--- Start RECORDS TO PROCESS ---

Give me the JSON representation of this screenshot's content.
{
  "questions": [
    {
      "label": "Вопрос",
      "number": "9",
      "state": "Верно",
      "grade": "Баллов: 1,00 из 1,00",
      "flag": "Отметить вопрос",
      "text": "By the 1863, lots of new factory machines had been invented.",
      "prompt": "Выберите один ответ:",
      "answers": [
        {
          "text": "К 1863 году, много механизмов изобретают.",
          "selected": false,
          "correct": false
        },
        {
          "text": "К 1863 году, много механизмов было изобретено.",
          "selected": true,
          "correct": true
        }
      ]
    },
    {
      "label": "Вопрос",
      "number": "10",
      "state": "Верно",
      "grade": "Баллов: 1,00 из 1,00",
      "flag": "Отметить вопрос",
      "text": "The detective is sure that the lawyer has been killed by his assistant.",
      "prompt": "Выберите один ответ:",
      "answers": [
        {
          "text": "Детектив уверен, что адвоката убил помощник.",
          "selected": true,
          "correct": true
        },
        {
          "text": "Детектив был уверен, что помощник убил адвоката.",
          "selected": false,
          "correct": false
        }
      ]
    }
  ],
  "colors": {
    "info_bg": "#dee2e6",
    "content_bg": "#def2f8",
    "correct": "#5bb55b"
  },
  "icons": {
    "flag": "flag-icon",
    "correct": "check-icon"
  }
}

--- End RECORDS TO PROCESS ---

§ TASK TO CARRY OUT: Word for word, extract all the records.

§ SOLUTION TO THIS PROBLEM:
Give me the JSON representation of this screenshot's content.
{
  "questions": [
    {
      "label": "Вопрос",
      "number": "9",
      "state": "Верно",
      "grade": "Баллов: 1,00 из 1,00",
      "flag": "Отметить вопрос",
      "text": "By the 1863, lots of new factory machines had been invented.",
      "prompt": "Выберите один ответ:",
      "answers": [
        {
          "text": "К 1863 году, много механизмов изобретают.",
          "selected": false,
          "correct": false
        },
        {
          "text": "К 1863 году, много механизмов было изобретено.",
          "selected": true,
          "correct": true
        }
      ]
    },
    {
      "label": "Вопрос",
      "number": "10",
      "state": "Верно",
      "grade": "Баллов: 1,00 из 1,00",
      "flag": "Отметить вопрос",
      "text": "The detective is sure that the lawyer has been killed by his assistant.",
      "prompt": "Выберите один ответ:",
      "answers": [
        {
          "text": "Детектив уверен, что адвоката убил помощник.",
          "selected": true,
          "correct": true
        },
        {
          "text": "Детектив был уверен, что помощник убил адвоката.",
          "selected": false,
          "correct": false
        }
      ]
    }
  ],
  "colors": {
    "info_bg": "#dee2e6",
    "content_bg": "#def2f8",
    "correct": "#5bb55b"
  },
  "icons": {
    "flag": "flag-icon",
    "correct": "check-icon"
  }
}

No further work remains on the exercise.